### WHAT IS BEING ASKED
Search the material for the string "price", then return every line where it is found.

## START

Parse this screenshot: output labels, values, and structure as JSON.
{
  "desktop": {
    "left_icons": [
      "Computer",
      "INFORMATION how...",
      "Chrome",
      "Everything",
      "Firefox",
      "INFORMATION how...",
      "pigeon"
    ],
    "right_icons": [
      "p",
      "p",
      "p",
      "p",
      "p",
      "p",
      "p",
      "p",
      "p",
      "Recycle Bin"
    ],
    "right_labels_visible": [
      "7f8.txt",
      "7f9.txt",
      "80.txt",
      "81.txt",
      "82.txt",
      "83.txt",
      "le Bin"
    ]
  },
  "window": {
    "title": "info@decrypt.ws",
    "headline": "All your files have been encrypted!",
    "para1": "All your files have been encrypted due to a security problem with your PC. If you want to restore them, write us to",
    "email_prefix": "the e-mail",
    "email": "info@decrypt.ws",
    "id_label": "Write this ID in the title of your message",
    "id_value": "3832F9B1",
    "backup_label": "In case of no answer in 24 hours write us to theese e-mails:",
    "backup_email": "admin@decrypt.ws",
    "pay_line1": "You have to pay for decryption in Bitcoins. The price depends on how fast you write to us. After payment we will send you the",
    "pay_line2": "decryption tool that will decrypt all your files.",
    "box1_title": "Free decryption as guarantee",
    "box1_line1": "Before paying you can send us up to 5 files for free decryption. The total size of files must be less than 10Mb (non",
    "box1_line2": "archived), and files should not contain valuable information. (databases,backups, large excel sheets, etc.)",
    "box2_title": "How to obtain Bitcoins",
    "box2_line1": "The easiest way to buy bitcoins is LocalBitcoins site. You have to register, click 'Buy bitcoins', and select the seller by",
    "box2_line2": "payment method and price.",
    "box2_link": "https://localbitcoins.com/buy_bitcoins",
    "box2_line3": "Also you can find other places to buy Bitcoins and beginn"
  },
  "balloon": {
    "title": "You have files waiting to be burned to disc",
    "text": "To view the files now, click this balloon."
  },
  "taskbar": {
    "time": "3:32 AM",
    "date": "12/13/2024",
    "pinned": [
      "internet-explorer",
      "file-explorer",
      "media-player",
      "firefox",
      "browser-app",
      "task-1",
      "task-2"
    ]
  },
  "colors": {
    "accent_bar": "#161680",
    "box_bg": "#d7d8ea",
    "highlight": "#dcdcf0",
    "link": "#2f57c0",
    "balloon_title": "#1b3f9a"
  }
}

## END
## START

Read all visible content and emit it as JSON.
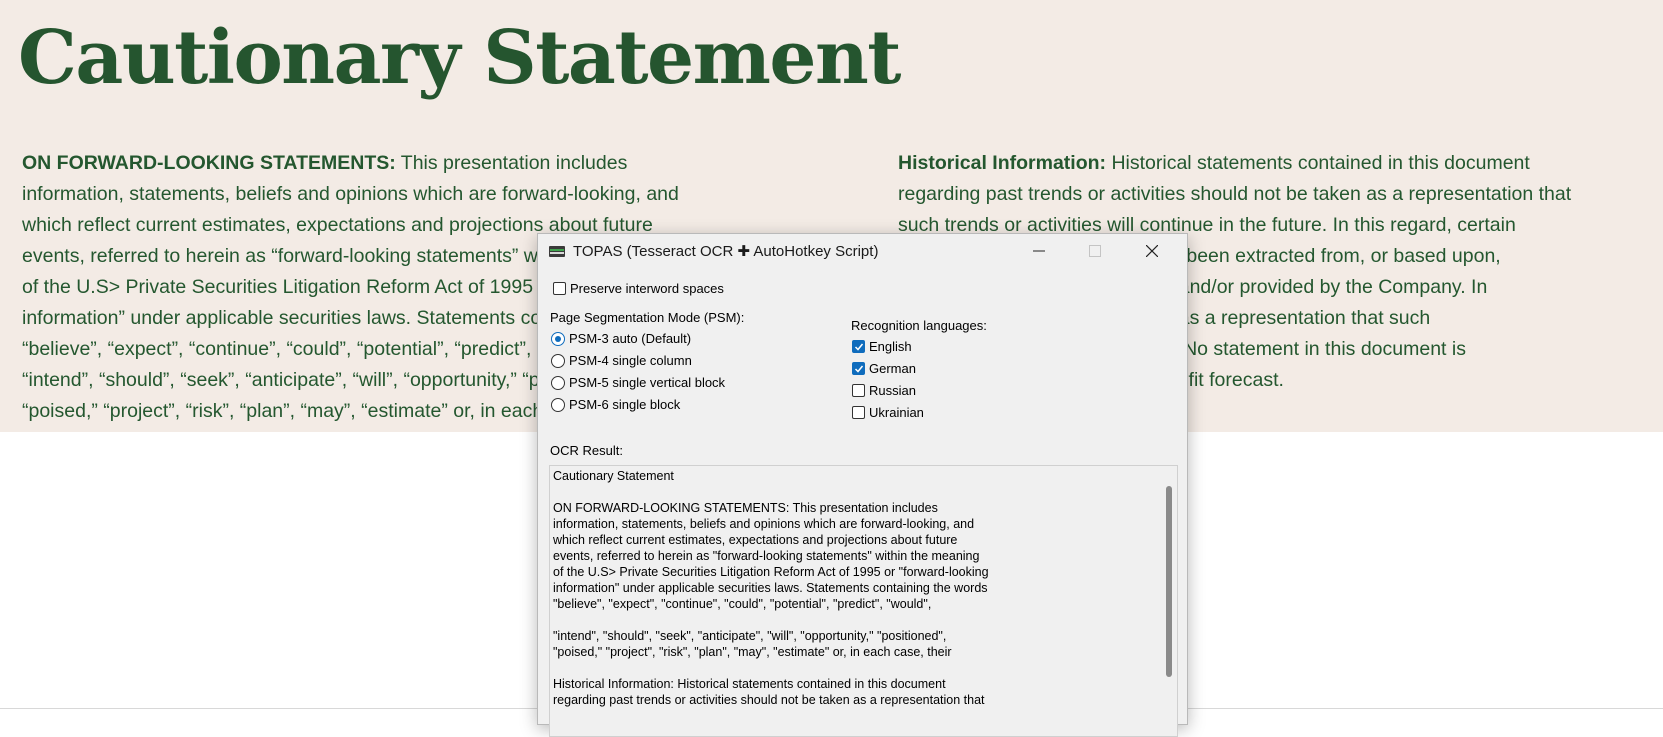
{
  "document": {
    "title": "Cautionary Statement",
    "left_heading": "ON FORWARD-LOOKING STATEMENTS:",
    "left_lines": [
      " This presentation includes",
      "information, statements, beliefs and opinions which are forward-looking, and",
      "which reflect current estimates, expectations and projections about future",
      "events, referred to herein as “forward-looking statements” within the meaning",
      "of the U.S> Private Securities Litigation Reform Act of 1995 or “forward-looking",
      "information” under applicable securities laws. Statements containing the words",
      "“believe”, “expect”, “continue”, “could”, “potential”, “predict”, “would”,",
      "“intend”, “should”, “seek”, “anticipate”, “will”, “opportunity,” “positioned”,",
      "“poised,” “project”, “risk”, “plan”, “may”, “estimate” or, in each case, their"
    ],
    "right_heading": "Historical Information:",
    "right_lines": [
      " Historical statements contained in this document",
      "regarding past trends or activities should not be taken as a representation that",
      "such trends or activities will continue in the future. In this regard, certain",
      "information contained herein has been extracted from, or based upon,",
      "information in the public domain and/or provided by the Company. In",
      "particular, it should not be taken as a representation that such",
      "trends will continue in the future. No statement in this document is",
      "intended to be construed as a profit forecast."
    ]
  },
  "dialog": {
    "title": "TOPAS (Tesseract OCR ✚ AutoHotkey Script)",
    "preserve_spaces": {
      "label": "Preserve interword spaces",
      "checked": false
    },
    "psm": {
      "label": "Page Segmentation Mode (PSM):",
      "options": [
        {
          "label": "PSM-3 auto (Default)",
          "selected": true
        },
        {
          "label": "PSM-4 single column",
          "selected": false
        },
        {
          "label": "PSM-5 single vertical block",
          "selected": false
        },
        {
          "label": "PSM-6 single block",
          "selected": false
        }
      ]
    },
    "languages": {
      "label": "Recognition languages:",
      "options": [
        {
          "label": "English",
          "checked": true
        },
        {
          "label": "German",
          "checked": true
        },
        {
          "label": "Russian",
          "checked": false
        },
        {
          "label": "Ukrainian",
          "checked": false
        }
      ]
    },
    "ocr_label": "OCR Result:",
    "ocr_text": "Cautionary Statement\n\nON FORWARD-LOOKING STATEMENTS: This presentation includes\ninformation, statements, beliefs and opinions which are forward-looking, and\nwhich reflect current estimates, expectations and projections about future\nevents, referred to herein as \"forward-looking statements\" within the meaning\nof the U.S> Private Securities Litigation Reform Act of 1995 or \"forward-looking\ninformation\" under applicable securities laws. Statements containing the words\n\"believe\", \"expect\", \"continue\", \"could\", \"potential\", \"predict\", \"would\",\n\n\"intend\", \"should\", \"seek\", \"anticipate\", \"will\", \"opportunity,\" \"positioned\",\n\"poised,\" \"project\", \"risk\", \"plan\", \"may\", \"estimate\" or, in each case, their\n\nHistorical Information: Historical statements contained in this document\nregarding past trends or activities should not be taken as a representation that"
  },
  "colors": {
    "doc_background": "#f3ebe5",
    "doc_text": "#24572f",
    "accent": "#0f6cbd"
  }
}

## END

### TASK ANSWER
    "pay_line1": "You have to pay for decryption in Bitcoins. The price depends on how fast you write to us. After payment we will send you the",
    "box2_line2": "payment method and price.",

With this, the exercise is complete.